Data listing
◇ ◇ ◇
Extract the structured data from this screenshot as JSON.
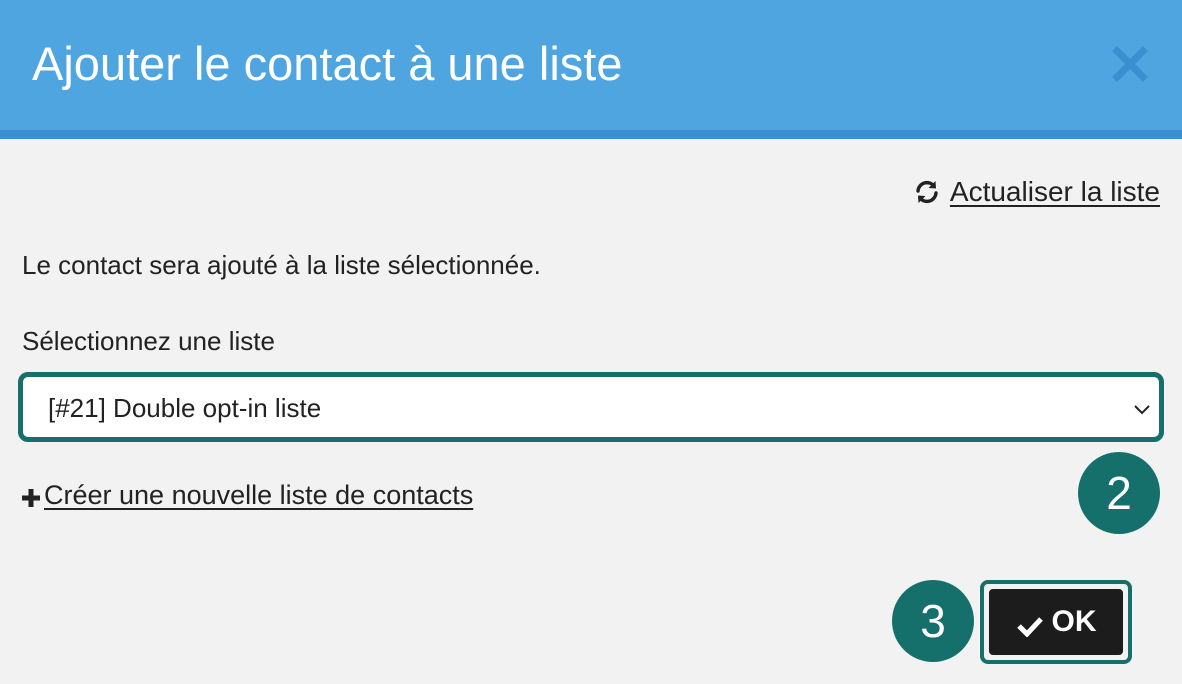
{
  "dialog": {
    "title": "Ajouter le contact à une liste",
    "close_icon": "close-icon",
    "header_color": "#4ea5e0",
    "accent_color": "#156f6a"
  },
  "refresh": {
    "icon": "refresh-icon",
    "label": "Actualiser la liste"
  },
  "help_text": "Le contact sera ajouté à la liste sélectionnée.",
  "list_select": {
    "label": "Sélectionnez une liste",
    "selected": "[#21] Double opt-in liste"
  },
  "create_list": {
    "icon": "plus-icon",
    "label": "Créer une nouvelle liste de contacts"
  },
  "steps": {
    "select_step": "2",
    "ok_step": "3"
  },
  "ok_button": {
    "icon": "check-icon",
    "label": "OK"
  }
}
◇ ◇ ◇
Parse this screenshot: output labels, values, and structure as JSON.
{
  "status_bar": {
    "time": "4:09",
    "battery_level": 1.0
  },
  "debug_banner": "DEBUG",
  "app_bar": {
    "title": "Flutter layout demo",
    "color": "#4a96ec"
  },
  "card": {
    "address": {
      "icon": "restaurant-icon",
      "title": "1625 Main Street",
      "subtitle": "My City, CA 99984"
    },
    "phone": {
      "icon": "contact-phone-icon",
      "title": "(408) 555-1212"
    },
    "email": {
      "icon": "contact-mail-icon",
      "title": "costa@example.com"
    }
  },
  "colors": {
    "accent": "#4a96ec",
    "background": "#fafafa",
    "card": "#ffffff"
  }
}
◇ ◇ ◇
#### Exercise prompt:
Filter the entries above down to the lines containing the word "this".

#### Response to the task:
Extract the structured data from this screenshot as JSON.
Parse this screenshot: output labels, values, and structure as JSON.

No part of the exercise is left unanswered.